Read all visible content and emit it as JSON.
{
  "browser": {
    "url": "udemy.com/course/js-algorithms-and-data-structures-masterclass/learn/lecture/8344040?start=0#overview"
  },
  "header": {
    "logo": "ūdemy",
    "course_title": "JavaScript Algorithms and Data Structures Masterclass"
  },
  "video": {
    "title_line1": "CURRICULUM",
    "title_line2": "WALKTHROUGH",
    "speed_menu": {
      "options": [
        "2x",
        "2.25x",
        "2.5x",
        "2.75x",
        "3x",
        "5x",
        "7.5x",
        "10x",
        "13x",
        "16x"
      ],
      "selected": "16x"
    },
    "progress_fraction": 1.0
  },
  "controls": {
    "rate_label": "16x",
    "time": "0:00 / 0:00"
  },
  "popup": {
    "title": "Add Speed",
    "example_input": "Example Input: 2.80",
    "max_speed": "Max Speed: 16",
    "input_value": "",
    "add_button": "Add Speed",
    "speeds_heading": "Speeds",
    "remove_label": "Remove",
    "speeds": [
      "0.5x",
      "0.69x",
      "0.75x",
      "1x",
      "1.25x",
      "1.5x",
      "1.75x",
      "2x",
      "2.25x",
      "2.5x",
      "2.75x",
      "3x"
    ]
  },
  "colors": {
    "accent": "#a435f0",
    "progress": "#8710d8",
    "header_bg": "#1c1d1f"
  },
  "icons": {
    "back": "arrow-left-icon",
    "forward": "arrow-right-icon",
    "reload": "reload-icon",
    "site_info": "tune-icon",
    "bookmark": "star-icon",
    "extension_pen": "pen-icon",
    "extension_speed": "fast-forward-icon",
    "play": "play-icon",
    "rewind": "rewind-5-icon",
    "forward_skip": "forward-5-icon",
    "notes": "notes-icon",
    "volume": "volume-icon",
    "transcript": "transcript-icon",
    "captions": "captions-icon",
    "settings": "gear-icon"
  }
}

→ What is required: Send back every record, precisely as written.

→ Written reply:
Read all visible content and emit it as JSON.
{
  "browser": {
    "url": "udemy.com/course/js-algorithms-and-data-structures-masterclass/learn/lecture/8344040?start=0#overview"
  },
  "header": {
    "logo": "ūdemy",
    "course_title": "JavaScript Algorithms and Data Structures Masterclass"
  },
  "video": {
    "title_line1": "CURRICULUM",
    "title_line2": "WALKTHROUGH",
    "speed_menu": {
      "options": [
        "2x",
        "2.25x",
        "2.5x",
        "2.75x",
        "3x",
        "5x",
        "7.5x",
        "10x",
        "13x",
        "16x"
      ],
      "selected": "16x"
    },
    "progress_fraction": 1.0
  },
  "controls": {
    "rate_label": "16x",
    "time": "0:00 / 0:00"
  },
  "popup": {
    "title": "Add Speed",
    "example_input": "Example Input: 2.80",
    "max_speed": "Max Speed: 16",
    "input_value": "",
    "add_button": "Add Speed",
    "speeds_heading": "Speeds",
    "remove_label": "Remove",
    "speeds": [
      "0.5x",
      "0.69x",
      "0.75x",
      "1x",
      "1.25x",
      "1.5x",
      "1.75x",
      "2x",
      "2.25x",
      "2.5x",
      "2.75x",
      "3x"
    ]
  },
  "colors": {
    "accent": "#a435f0",
    "progress": "#8710d8",
    "header_bg": "#1c1d1f"
  },
  "icons": {
    "back": "arrow-left-icon",
    "forward": "arrow-right-icon",
    "reload": "reload-icon",
    "site_info": "tune-icon",
    "bookmark": "star-icon",
    "extension_pen": "pen-icon",
    "extension_speed": "fast-forward-icon",
    "play": "play-icon",
    "rewind": "rewind-5-icon",
    "forward_skip": "forward-5-icon",
    "notes": "notes-icon",
    "volume": "volume-icon",
    "transcript": "transcript-icon",
    "captions": "captions-icon",
    "settings": "gear-icon"
  }
}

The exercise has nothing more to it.